EXERCISE PROMPT => Every entry must be echoed exactly.

Stored dataset items:
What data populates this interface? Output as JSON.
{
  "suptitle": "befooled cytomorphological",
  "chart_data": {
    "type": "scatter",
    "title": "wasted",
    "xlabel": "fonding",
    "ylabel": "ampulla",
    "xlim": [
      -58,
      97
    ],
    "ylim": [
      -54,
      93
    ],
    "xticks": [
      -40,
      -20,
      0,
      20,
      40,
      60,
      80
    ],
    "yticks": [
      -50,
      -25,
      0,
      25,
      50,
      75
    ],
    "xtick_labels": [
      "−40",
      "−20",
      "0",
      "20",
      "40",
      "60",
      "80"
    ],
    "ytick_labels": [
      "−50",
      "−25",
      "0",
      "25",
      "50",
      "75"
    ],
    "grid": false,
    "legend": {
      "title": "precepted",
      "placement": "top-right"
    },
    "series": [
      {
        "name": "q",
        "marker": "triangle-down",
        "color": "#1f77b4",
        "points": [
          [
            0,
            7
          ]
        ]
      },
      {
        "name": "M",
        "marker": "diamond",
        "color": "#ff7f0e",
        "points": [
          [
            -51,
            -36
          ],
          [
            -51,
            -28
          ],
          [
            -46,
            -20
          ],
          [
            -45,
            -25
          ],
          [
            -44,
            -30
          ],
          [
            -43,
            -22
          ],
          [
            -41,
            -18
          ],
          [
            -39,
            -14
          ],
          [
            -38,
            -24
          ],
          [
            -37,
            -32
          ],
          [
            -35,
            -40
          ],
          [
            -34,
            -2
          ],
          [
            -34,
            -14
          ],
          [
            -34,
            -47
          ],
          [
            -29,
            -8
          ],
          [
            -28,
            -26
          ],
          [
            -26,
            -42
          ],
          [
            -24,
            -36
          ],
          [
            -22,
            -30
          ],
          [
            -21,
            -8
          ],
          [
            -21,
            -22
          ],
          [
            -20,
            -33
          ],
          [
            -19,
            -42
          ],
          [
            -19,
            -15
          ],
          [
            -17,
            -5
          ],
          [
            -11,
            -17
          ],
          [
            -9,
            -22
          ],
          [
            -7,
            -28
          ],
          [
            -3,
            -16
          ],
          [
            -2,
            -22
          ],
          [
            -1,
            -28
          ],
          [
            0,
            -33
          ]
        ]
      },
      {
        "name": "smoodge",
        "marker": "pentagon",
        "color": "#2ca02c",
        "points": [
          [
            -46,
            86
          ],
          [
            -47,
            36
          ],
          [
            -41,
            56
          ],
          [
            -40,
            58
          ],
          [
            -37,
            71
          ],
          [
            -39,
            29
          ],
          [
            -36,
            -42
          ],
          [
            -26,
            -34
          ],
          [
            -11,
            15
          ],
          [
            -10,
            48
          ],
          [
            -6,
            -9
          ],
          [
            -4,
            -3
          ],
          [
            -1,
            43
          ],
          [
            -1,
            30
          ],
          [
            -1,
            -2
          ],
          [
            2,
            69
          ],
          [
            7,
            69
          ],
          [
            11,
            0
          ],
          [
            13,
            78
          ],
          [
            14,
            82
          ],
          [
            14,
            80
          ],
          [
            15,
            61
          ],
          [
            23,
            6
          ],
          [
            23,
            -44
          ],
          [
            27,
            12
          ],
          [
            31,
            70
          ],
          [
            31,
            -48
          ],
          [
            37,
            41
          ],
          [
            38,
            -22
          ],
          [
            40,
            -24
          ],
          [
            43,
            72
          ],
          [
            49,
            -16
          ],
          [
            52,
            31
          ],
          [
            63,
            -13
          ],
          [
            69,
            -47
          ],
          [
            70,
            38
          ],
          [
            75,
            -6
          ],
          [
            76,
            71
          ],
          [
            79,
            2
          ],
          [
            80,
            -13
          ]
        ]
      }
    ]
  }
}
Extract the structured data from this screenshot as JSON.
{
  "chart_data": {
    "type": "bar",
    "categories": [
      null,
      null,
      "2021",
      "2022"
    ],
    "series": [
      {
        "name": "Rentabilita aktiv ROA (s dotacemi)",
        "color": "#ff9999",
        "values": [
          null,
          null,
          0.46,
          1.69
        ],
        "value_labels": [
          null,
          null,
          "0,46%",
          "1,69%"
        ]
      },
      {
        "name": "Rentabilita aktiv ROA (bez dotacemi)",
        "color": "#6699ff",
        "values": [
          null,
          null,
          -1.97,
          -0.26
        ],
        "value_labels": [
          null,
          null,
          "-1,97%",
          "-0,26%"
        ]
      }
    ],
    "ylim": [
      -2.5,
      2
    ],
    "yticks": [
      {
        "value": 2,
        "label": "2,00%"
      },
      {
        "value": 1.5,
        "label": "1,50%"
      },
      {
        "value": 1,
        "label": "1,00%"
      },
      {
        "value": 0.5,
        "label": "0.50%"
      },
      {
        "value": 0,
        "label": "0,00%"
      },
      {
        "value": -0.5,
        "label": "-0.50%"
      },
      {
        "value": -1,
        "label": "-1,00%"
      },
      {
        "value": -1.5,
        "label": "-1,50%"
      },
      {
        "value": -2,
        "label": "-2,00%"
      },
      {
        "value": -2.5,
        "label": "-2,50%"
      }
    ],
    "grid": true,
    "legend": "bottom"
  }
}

THE RESPONSE =>
What data populates this interface? Output as JSON.
{
  "suptitle": "befooled cytomorphological",
  "chart_data": {
    "type": "scatter",
    "title": "wasted",
    "xlabel": "fonding",
    "ylabel": "ampulla",
    "xlim": [
      -58,
      97
    ],
    "ylim": [
      -54,
      93
    ],
    "xticks": [
      -40,
      -20,
      0,
      20,
      40,
      60,
      80
    ],
    "yticks": [
      -50,
      -25,
      0,
      25,
      50,
      75
    ],
    "xtick_labels": [
      "−40",
      "−20",
      "0",
      "20",
      "40",
      "60",
      "80"
    ],
    "ytick_labels": [
      "−50",
      "−25",
      "0",
      "25",
      "50",
      "75"
    ],
    "grid": false,
    "legend": {
      "title": "precepted",
      "placement": "top-right"
    },
    "series": [
      {
        "name": "q",
        "marker": "triangle-down",
        "color": "#1f77b4",
        "points": [
          [
            0,
            7
          ]
        ]
      },
      {
        "name": "M",
        "marker": "diamond",
        "color": "#ff7f0e",
        "points": [
          [
            -51,
            -36
          ],
          [
            -51,
            -28
          ],
          [
            -46,
            -20
          ],
          [
            -45,
            -25
          ],
          [
            -44,
            -30
          ],
          [
            -43,
            -22
          ],
          [
            -41,
            -18
          ],
          [
            -39,
            -14
          ],
          [
            -38,
            -24
          ],
          [
            -37,
            -32
          ],
          [
            -35,
            -40
          ],
          [
            -34,
            -2
          ],
          [
            -34,
            -14
          ],
          [
            -34,
            -47
          ],
          [
            -29,
            -8
          ],
          [
            -28,
            -26
          ],
          [
            -26,
            -42
          ],
          [
            -24,
            -36
          ],
          [
            -22,
            -30
          ],
          [
            -21,
            -8
          ],
          [
            -21,
            -22
          ],
          [
            -20,
            -33
          ],
          [
            -19,
            -42
          ],
          [
            -19,
            -15
          ],
          [
            -17,
            -5
          ],
          [
            -11,
            -17
          ],
          [
            -9,
            -22
          ],
          [
            -7,
            -28
          ],
          [
            -3,
            -16
          ],
          [
            -2,
            -22
          ],
          [
            -1,
            -28
          ],
          [
            0,
            -33
          ]
        ]
      },
      {
        "name": "smoodge",
        "marker": "pentagon",
        "color": "#2ca02c",
        "points": [
          [
            -46,
            86
          ],
          [
            -47,
            36
          ],
          [
            -41,
            56
          ],
          [
            -40,
            58
          ],
          [
            -37,
            71
          ],
          [
            -39,
            29
          ],
          [
            -36,
            -42
          ],
          [
            -26,
            -34
          ],
          [
            -11,
            15
          ],
          [
            -10,
            48
          ],
          [
            -6,
            -9
          ],
          [
            -4,
            -3
          ],
          [
            -1,
            43
          ],
          [
            -1,
            30
          ],
          [
            -1,
            -2
          ],
          [
            2,
            69
          ],
          [
            7,
            69
          ],
          [
            11,
            0
          ],
          [
            13,
            78
          ],
          [
            14,
            82
          ],
          [
            14,
            80
          ],
          [
            15,
            61
          ],
          [
            23,
            6
          ],
          [
            23,
            -44
          ],
          [
            27,
            12
          ],
          [
            31,
            70
          ],
          [
            31,
            -48
          ],
          [
            37,
            41
          ],
          [
            38,
            -22
          ],
          [
            40,
            -24
          ],
          [
            43,
            72
          ],
          [
            49,
            -16
          ],
          [
            52,
            31
          ],
          [
            63,
            -13
          ],
          [
            69,
            -47
          ],
          [
            70,
            38
          ],
          [
            75,
            -6
          ],
          [
            76,
            71
          ],
          [
            79,
            2
          ],
          [
            80,
            -13
          ]
        ]
      }
    ]
  }
}
Extract the structured data from this screenshot as JSON.
{
  "chart_data": {
    "type": "bar",
    "categories": [
      null,
      null,
      "2021",
      "2022"
    ],
    "series": [
      {
        "name": "Rentabilita aktiv ROA (s dotacemi)",
        "color": "#ff9999",
        "values": [
          null,
          null,
          0.46,
          1.69
        ],
        "value_labels": [
          null,
          null,
          "0,46%",
          "1,69%"
        ]
      },
      {
        "name": "Rentabilita aktiv ROA (bez dotacemi)",
        "color": "#6699ff",
        "values": [
          null,
          null,
          -1.97,
          -0.26
        ],
        "value_labels": [
          null,
          null,
          "-1,97%",
          "-0,26%"
        ]
      }
    ],
    "ylim": [
      -2.5,
      2
    ],
    "yticks": [
      {
        "value": 2,
        "label": "2,00%"
      },
      {
        "value": 1.5,
        "label": "1,50%"
      },
      {
        "value": 1,
        "label": "1,00%"
      },
      {
        "value": 0.5,
        "label": "0.50%"
      },
      {
        "value": 0,
        "label": "0,00%"
      },
      {
        "value": -0.5,
        "label": "-0.50%"
      },
      {
        "value": -1,
        "label": "-1,00%"
      },
      {
        "value": -1.5,
        "label": "-1,50%"
      },
      {
        "value": -2,
        "label": "-2,00%"
      },
      {
        "value": -2.5,
        "label": "-2,50%"
      }
    ],
    "grid": true,
    "legend": "bottom"
  }
}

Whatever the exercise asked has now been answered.